Given exercise: Reproduce each of the lines word for word.

Items:

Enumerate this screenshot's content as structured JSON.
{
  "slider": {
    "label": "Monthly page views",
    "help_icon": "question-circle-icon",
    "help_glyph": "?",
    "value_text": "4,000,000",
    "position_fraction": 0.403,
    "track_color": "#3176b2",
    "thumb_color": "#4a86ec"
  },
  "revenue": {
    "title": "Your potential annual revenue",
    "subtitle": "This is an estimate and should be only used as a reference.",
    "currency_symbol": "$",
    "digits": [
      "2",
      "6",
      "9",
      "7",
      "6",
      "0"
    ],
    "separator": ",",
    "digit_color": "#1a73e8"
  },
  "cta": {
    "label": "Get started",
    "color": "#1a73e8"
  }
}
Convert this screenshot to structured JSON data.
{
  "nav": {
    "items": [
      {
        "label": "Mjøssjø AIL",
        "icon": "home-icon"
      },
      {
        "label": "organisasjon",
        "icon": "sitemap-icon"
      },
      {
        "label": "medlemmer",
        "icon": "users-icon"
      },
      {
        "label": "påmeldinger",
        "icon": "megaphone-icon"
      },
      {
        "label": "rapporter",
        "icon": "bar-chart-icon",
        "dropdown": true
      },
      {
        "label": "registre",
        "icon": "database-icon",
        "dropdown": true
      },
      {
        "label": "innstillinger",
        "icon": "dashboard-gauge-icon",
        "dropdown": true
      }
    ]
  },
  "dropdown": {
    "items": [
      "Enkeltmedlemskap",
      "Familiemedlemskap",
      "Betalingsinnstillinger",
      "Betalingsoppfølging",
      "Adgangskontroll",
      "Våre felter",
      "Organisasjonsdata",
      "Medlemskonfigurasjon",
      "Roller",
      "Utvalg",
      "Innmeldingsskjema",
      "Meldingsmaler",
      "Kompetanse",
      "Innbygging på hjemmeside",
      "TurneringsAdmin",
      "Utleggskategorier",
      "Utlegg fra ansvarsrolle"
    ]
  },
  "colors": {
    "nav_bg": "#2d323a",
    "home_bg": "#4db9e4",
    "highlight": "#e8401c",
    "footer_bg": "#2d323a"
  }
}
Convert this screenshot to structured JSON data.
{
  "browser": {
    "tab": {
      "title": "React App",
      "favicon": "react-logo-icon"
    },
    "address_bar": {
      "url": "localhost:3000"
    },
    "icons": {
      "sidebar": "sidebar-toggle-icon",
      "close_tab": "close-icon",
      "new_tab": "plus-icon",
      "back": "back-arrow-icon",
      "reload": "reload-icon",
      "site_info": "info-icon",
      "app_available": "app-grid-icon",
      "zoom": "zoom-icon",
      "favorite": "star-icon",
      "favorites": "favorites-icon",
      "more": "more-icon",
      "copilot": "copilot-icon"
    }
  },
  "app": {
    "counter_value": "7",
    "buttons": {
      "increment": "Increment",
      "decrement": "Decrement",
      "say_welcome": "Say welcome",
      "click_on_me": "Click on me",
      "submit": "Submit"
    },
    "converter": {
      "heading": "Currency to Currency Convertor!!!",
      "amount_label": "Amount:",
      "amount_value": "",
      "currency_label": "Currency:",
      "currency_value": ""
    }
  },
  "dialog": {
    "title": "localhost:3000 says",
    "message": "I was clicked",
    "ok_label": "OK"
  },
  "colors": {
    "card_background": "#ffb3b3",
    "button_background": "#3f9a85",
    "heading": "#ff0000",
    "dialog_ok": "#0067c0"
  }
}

Complete output:
Enumerate this screenshot's content as structured JSON.
{
  "slider": {
    "label": "Monthly page views",
    "help_icon": "question-circle-icon",
    "help_glyph": "?",
    "value_text": "4,000,000",
    "position_fraction": 0.403,
    "track_color": "#3176b2",
    "thumb_color": "#4a86ec"
  },
  "revenue": {
    "title": "Your potential annual revenue",
    "subtitle": "This is an estimate and should be only used as a reference.",
    "currency_symbol": "$",
    "digits": [
      "2",
      "6",
      "9",
      "7",
      "6",
      "0"
    ],
    "separator": ",",
    "digit_color": "#1a73e8"
  },
  "cta": {
    "label": "Get started",
    "color": "#1a73e8"
  }
}
Convert this screenshot to structured JSON data.
{
  "nav": {
    "items": [
      {
        "label": "Mjøssjø AIL",
        "icon": "home-icon"
      },
      {
        "label": "organisasjon",
        "icon": "sitemap-icon"
      },
      {
        "label": "medlemmer",
        "icon": "users-icon"
      },
      {
        "label": "påmeldinger",
        "icon": "megaphone-icon"
      },
      {
        "label": "rapporter",
        "icon": "bar-chart-icon",
        "dropdown": true
      },
      {
        "label": "registre",
        "icon": "database-icon",
        "dropdown": true
      },
      {
        "label": "innstillinger",
        "icon": "dashboard-gauge-icon",
        "dropdown": true
      }
    ]
  },
  "dropdown": {
    "items": [
      "Enkeltmedlemskap",
      "Familiemedlemskap",
      "Betalingsinnstillinger",
      "Betalingsoppfølging",
      "Adgangskontroll",
      "Våre felter",
      "Organisasjonsdata",
      "Medlemskonfigurasjon",
      "Roller",
      "Utvalg",
      "Innmeldingsskjema",
      "Meldingsmaler",
      "Kompetanse",
      "Innbygging på hjemmeside",
      "TurneringsAdmin",
      "Utleggskategorier",
      "Utlegg fra ansvarsrolle"
    ]
  },
  "colors": {
    "nav_bg": "#2d323a",
    "home_bg": "#4db9e4",
    "highlight": "#e8401c",
    "footer_bg": "#2d323a"
  }
}
Convert this screenshot to structured JSON data.
{
  "browser": {
    "tab": {
      "title": "React App",
      "favicon": "react-logo-icon"
    },
    "address_bar": {
      "url": "localhost:3000"
    },
    "icons": {
      "sidebar": "sidebar-toggle-icon",
      "close_tab": "close-icon",
      "new_tab": "plus-icon",
      "back": "back-arrow-icon",
      "reload": "reload-icon",
      "site_info": "info-icon",
      "app_available": "app-grid-icon",
      "zoom": "zoom-icon",
      "favorite": "star-icon",
      "favorites": "favorites-icon",
      "more": "more-icon",
      "copilot": "copilot-icon"
    }
  },
  "app": {
    "counter_value": "7",
    "buttons": {
      "increment": "Increment",
      "decrement": "Decrement",
      "say_welcome": "Say welcome",
      "click_on_me": "Click on me",
      "submit": "Submit"
    },
    "converter": {
      "heading": "Currency to Currency Convertor!!!",
      "amount_label": "Amount:",
      "amount_value": "",
      "currency_label": "Currency:",
      "currency_value": ""
    }
  },
  "dialog": {
    "title": "localhost:3000 says",
    "message": "I was clicked",
    "ok_label": "OK"
  },
  "colors": {
    "card_background": "#ffb3b3",
    "button_background": "#3f9a85",
    "heading": "#ff0000",
    "dialog_ok": "#0067c0"
  }
}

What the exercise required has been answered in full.